═══ DATA RECORDS ═══

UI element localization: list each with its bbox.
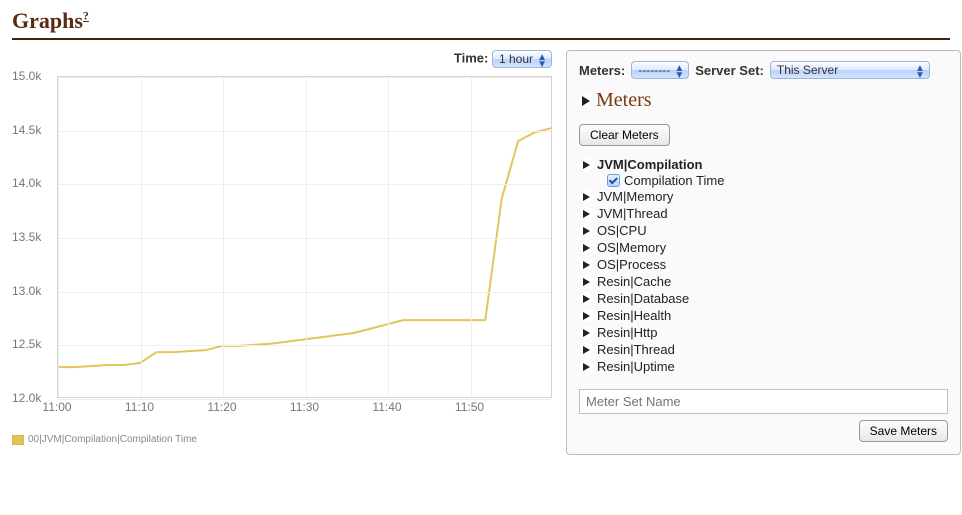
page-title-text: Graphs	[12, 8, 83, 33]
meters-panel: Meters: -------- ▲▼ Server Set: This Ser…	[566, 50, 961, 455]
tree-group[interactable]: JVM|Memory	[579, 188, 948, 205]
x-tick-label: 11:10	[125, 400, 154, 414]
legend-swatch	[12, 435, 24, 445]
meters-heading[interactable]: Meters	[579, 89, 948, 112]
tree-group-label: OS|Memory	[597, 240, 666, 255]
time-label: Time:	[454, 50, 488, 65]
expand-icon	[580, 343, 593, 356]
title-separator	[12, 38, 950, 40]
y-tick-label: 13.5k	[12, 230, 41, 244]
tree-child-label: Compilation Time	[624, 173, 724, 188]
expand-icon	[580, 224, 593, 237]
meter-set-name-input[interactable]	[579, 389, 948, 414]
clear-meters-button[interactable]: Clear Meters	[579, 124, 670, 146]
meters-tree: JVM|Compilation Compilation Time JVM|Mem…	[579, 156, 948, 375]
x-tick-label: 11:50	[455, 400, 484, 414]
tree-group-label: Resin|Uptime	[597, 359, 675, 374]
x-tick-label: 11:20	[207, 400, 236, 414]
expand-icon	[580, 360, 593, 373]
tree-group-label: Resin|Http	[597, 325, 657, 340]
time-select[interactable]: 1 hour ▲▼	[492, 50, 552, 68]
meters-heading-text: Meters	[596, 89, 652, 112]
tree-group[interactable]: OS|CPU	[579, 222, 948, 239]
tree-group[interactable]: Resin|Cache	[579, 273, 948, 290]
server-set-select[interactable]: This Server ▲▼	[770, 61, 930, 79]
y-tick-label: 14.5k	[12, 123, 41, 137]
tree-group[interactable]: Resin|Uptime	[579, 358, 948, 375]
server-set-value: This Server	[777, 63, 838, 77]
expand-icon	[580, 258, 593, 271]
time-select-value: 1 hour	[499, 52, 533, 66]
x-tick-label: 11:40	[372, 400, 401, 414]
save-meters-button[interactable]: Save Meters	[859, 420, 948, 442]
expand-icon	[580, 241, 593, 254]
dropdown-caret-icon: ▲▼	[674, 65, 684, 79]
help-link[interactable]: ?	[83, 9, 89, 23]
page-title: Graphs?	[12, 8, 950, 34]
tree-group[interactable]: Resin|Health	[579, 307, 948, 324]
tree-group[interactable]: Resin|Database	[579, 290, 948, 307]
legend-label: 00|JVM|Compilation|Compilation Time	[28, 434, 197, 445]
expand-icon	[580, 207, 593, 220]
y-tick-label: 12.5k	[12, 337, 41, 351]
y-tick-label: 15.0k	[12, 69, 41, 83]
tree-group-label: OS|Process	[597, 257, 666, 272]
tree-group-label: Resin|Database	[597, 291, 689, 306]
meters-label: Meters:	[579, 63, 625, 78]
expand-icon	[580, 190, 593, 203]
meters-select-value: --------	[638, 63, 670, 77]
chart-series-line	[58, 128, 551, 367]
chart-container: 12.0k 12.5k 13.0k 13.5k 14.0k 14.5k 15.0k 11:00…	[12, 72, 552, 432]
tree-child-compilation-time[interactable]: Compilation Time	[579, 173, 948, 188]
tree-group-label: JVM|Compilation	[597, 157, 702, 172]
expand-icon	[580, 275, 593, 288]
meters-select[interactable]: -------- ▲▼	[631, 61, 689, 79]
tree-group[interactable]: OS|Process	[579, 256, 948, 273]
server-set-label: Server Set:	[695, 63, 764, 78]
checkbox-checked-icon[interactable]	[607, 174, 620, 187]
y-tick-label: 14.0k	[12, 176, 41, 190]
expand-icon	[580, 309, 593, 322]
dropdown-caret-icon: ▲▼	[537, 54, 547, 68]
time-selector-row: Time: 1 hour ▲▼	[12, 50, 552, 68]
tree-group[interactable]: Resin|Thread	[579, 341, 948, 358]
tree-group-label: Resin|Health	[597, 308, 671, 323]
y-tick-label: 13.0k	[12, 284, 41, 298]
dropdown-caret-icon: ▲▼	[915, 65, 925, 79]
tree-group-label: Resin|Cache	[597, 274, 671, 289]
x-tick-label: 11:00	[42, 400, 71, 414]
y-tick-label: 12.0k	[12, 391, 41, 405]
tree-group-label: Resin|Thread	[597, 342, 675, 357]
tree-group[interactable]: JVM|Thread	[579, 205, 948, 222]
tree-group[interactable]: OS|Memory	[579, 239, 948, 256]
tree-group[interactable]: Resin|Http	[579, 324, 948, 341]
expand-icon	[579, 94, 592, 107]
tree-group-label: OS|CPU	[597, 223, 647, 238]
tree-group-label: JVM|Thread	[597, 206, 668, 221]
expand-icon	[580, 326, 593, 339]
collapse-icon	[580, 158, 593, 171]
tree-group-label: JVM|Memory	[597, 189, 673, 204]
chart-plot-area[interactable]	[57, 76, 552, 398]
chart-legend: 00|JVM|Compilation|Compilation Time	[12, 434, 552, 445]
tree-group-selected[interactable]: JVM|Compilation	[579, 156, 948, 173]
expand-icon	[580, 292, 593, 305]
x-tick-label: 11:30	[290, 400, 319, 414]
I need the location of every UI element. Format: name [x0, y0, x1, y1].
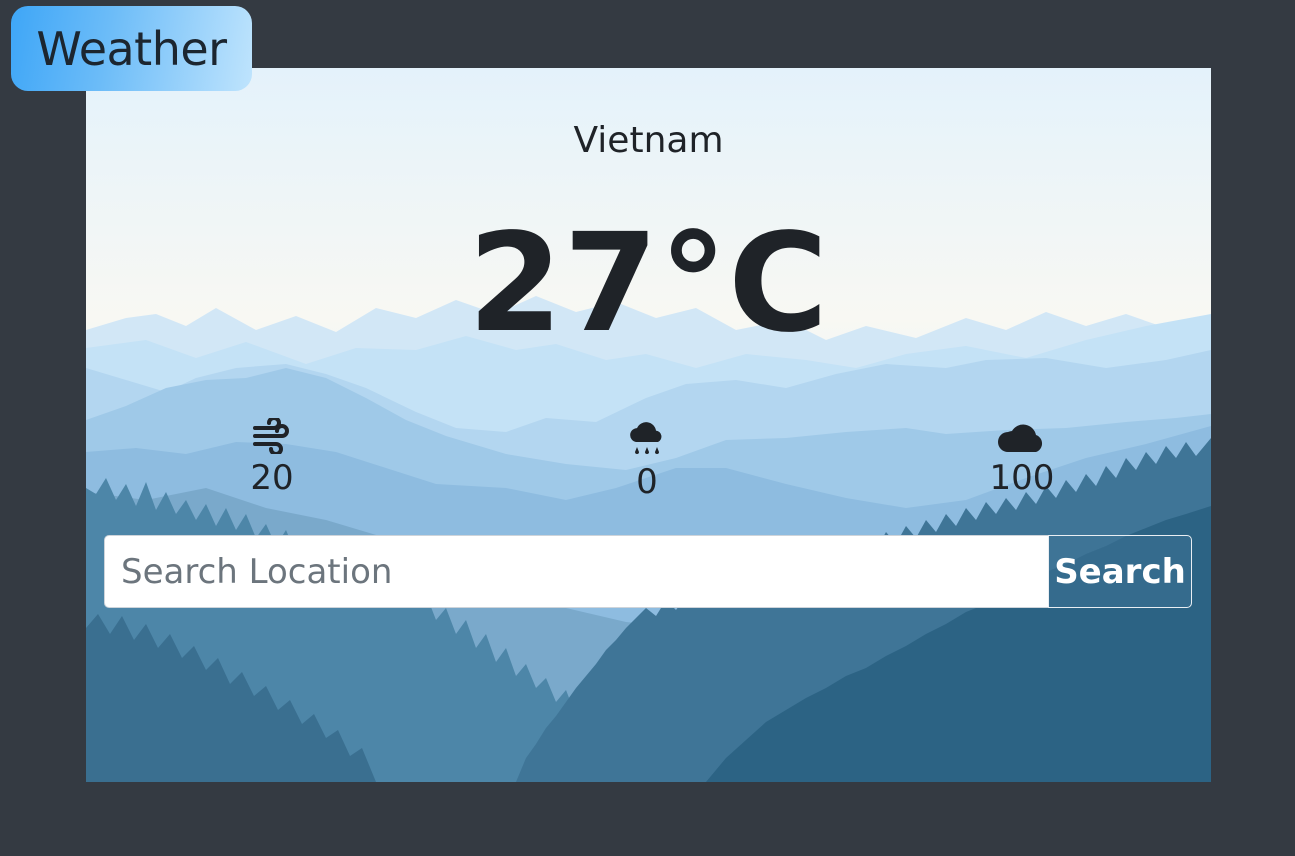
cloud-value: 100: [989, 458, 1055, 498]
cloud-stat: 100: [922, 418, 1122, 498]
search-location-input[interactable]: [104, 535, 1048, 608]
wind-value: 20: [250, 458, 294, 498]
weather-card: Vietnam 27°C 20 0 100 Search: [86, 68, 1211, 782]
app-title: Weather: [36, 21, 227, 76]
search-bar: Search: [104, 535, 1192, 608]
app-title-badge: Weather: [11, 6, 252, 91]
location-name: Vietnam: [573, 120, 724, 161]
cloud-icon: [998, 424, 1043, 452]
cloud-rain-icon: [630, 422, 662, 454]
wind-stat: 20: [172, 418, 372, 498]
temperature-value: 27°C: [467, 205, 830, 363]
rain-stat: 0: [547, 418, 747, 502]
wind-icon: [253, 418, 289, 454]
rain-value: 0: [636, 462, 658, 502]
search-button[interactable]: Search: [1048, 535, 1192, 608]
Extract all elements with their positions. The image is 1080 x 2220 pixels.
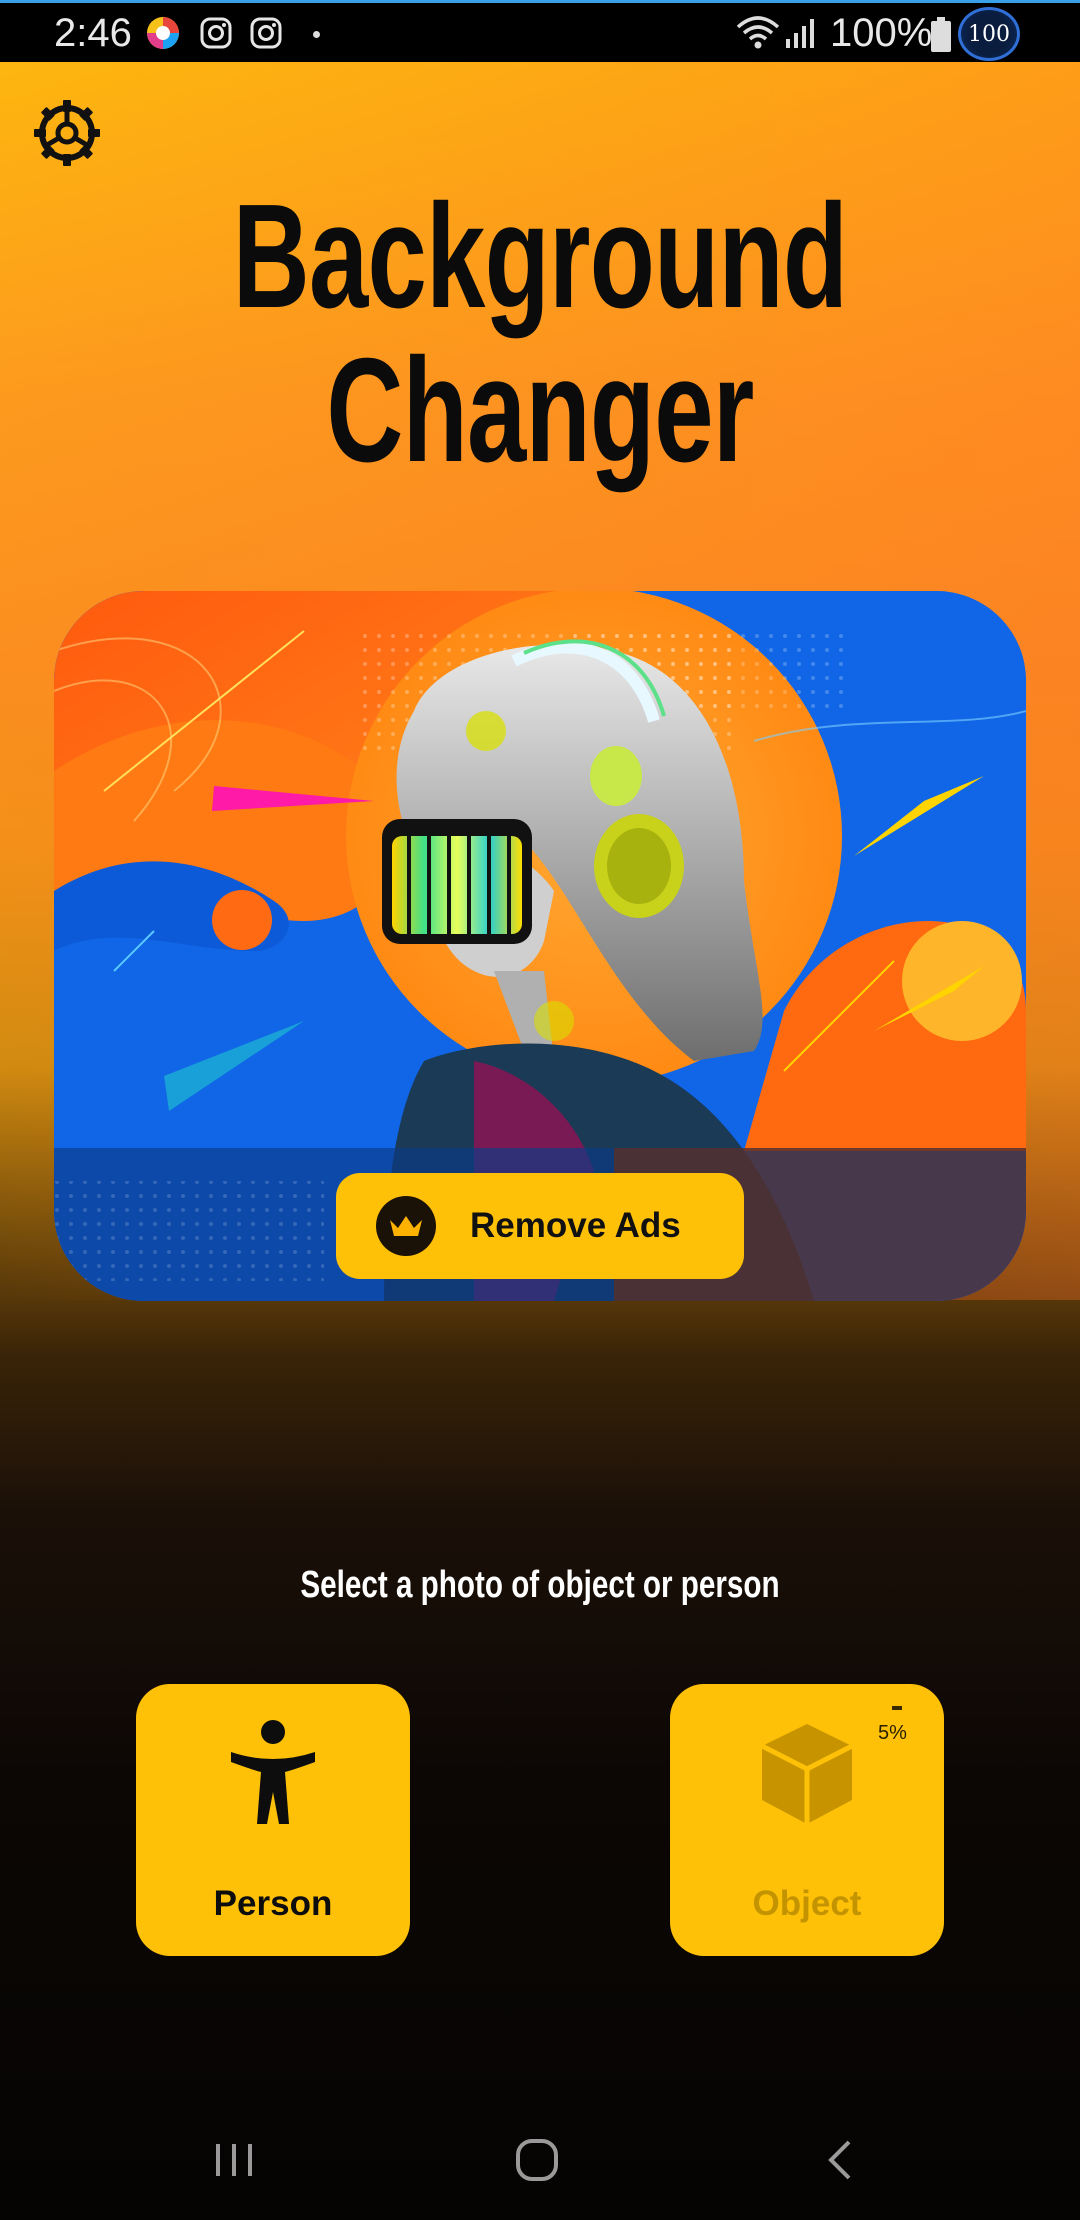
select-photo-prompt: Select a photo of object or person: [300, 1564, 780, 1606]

═══

* PROBLEM DETAILS:
Copy every one of these rows word for word, but leave out the pictures.

* COMPLETED TASK:
UI element localization: list each with its bbox.
page-title-text: Graphs	[12, 8, 83, 33]
meters-panel: Meters: -------- ▲▼ Server Set: This Ser…	[566, 50, 961, 455]
tree-group[interactable]: JVM|Memory	[579, 188, 948, 205]
x-tick-label: 11:10	[125, 400, 154, 414]
legend-swatch	[12, 435, 24, 445]
meters-heading[interactable]: Meters	[579, 89, 948, 112]
tree-group-label: OS|Memory	[597, 240, 666, 255]
time-label: Time:	[454, 50, 488, 65]
expand-icon	[580, 343, 593, 356]
title-separator	[12, 38, 950, 40]
y-tick-label: 13.5k	[12, 230, 41, 244]
tree-child-label: Compilation Time	[624, 173, 724, 188]
expand-icon	[580, 224, 593, 237]
meter-set-name-input[interactable]	[579, 389, 948, 414]
clear-meters-button[interactable]: Clear Meters	[579, 124, 670, 146]
meters-tree: JVM|Compilation Compilation Time JVM|Mem…	[579, 156, 948, 375]
x-tick-label: 11:50	[455, 400, 484, 414]
tree-group-label: Resin|Uptime	[597, 359, 675, 374]
x-tick-label: 11:20	[207, 400, 236, 414]
expand-icon	[580, 360, 593, 373]
tree-group-label: Resin|Http	[597, 325, 657, 340]
time-select[interactable]: 1 hour ▲▼	[492, 50, 552, 68]
meters-heading-text: Meters	[596, 89, 652, 112]
tree-group[interactable]: OS|CPU	[579, 222, 948, 239]
tree-group[interactable]: Resin|Cache	[579, 273, 948, 290]
server-set-select[interactable]: This Server ▲▼	[770, 61, 930, 79]
y-tick-label: 14.5k	[12, 123, 41, 137]
tree-group[interactable]: Resin|Uptime	[579, 358, 948, 375]
server-set-value: This Server	[777, 63, 838, 77]
expand-icon	[580, 258, 593, 271]
time-select-value: 1 hour	[499, 52, 533, 66]
x-tick-label: 11:40	[372, 400, 401, 414]
save-meters-button[interactable]: Save Meters	[859, 420, 948, 442]
expand-icon	[580, 241, 593, 254]
dropdown-caret-icon: ▲▼	[674, 65, 684, 79]
help-link[interactable]: ?	[83, 9, 89, 23]
page-title: Graphs?	[12, 8, 950, 34]
tree-group[interactable]: Resin|Health	[579, 307, 948, 324]
tree-group[interactable]: Resin|Database	[579, 290, 948, 307]
legend-label: 00|JVM|Compilation|Compilation Time	[28, 434, 197, 445]
expand-icon	[580, 207, 593, 220]
y-tick-label: 12.5k	[12, 337, 41, 351]
y-tick-label: 15.0k	[12, 69, 41, 83]
tree-group-label: OS|Process	[597, 257, 666, 272]
tree-group-label: Resin|Database	[597, 291, 689, 306]
meters-label: Meters:	[579, 63, 625, 78]
expand-icon	[580, 190, 593, 203]
meters-select-value: --------	[638, 63, 670, 77]
chart-series-line	[58, 128, 551, 367]
chart-container: 12.0k 12.5k 13.0k 13.5k 14.0k 14.5k 15.0k 11:00…	[12, 72, 552, 432]
tree-child-compilation-time[interactable]: Compilation Time	[579, 173, 948, 188]
tree-group-label: JVM|Compilation	[597, 157, 702, 172]
expand-icon	[580, 275, 593, 288]
meters-select[interactable]: -------- ▲▼	[631, 61, 689, 79]
tree-group[interactable]: OS|Process	[579, 256, 948, 273]
server-set-label: Server Set:	[695, 63, 764, 78]
checkbox-checked-icon[interactable]	[607, 174, 620, 187]
y-tick-label: 14.0k	[12, 176, 41, 190]
expand-icon	[580, 309, 593, 322]
dropdown-caret-icon: ▲▼	[537, 54, 547, 68]
time-selector-row: Time: 1 hour ▲▼	[12, 50, 552, 68]
tree-group[interactable]: Resin|Thread	[579, 341, 948, 358]
tree-group-label: Resin|Health	[597, 308, 671, 323]
y-tick-label: 13.0k	[12, 284, 41, 298]
dropdown-caret-icon: ▲▼	[915, 65, 925, 79]
tree-group-label: Resin|Cache	[597, 274, 671, 289]
x-tick-label: 11:00	[42, 400, 71, 414]
y-tick-label: 12.0k	[12, 391, 41, 405]
tree-group-label: Resin|Thread	[597, 342, 675, 357]
tree-group[interactable]: JVM|Thread	[579, 205, 948, 222]
tree-group[interactable]: OS|Memory	[579, 239, 948, 256]
tree-group[interactable]: Resin|Http	[579, 324, 948, 341]
expand-icon	[579, 94, 592, 107]
tree-group-label: OS|CPU	[597, 223, 647, 238]
tree-group-label: JVM|Thread	[597, 206, 668, 221]
expand-icon	[580, 326, 593, 339]
collapse-icon	[580, 158, 593, 171]
tree-group-label: JVM|Memory	[597, 189, 673, 204]
chart-plot-area[interactable]	[57, 76, 552, 398]
chart-legend: 00|JVM|Compilation|Compilation Time	[12, 434, 552, 445]
tree-group-selected[interactable]: JVM|Compilation	[579, 156, 948, 173]
expand-icon	[580, 292, 593, 305]
x-tick-label: 11:30	[290, 400, 319, 414]
I need the location of every UI element. Format: name [x0, y0, x1, y1].
cloud-value: 100: [989, 458, 1055, 498]
cloud-stat: 100: [922, 418, 1122, 498]
search-location-input[interactable]: [104, 535, 1048, 608]
wind-value: 20: [250, 458, 294, 498]
weather-card: Vietnam 27°C 20 0 100 Search: [86, 68, 1211, 782]
app-title: Weather: [36, 21, 227, 76]
search-bar: Search: [104, 535, 1192, 608]
app-title-badge: Weather: [11, 6, 252, 91]
location-name: Vietnam: [573, 120, 724, 161]
cloud-icon: [998, 424, 1043, 452]
cloud-rain-icon: [630, 422, 662, 454]
wind-stat: 20: [172, 418, 372, 498]
temperature-value: 27°C: [467, 205, 830, 363]
rain-stat: 0: [547, 418, 747, 502]
wind-icon: [253, 418, 289, 454]
rain-value: 0: [636, 462, 658, 502]
search-button[interactable]: Search: [1048, 535, 1192, 608]
Extract all elements with their positions. The image is 1080 x 2220 pixels.
select-photo-prompt: Select a photo of object or person: [300, 1564, 780, 1606]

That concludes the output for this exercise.